Repeat the records below exactly.

Extracted data entries

------

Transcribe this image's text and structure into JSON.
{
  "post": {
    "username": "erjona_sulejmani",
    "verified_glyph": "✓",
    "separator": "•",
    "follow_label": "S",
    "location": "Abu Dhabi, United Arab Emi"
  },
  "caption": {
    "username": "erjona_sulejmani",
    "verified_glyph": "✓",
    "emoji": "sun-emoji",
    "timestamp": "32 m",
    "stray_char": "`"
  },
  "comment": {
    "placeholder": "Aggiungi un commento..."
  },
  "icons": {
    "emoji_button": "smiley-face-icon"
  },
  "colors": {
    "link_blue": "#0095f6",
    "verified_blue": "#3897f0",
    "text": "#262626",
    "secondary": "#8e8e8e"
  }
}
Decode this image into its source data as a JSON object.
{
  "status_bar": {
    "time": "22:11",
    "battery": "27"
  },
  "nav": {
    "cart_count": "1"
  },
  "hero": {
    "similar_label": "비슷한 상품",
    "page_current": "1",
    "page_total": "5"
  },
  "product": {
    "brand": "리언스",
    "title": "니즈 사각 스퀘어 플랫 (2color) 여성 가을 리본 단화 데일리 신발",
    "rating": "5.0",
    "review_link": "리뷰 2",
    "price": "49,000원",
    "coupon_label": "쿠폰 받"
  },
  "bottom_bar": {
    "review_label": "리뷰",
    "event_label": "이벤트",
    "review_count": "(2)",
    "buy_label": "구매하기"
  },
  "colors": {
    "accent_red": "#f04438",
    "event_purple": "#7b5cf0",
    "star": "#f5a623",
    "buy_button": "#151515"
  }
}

------

▸ Exercise answer
Transcribe this image's text and structure into JSON.
{
  "post": {
    "username": "erjona_sulejmani",
    "verified_glyph": "✓",
    "separator": "•",
    "follow_label": "S",
    "location": "Abu Dhabi, United Arab Emi"
  },
  "caption": {
    "username": "erjona_sulejmani",
    "verified_glyph": "✓",
    "emoji": "sun-emoji",
    "timestamp": "32 m",
    "stray_char": "`"
  },
  "comment": {
    "placeholder": "Aggiungi un commento..."
  },
  "icons": {
    "emoji_button": "smiley-face-icon"
  },
  "colors": {
    "link_blue": "#0095f6",
    "verified_blue": "#3897f0",
    "text": "#262626",
    "secondary": "#8e8e8e"
  }
}
Decode this image into its source data as a JSON object.
{
  "status_bar": {
    "time": "22:11",
    "battery": "27"
  },
  "nav": {
    "cart_count": "1"
  },
  "hero": {
    "similar_label": "비슷한 상품",
    "page_current": "1",
    "page_total": "5"
  },
  "product": {
    "brand": "리언스",
    "title": "니즈 사각 스퀘어 플랫 (2color) 여성 가을 리본 단화 데일리 신발",
    "rating": "5.0",
    "review_link": "리뷰 2",
    "price": "49,000원",
    "coupon_label": "쿠폰 받"
  },
  "bottom_bar": {
    "review_label": "리뷰",
    "event_label": "이벤트",
    "review_count": "(2)",
    "buy_label": "구매하기"
  },
  "colors": {
    "accent_red": "#f04438",
    "event_purple": "#7b5cf0",
    "star": "#f5a623",
    "buy_button": "#151515"
  }
}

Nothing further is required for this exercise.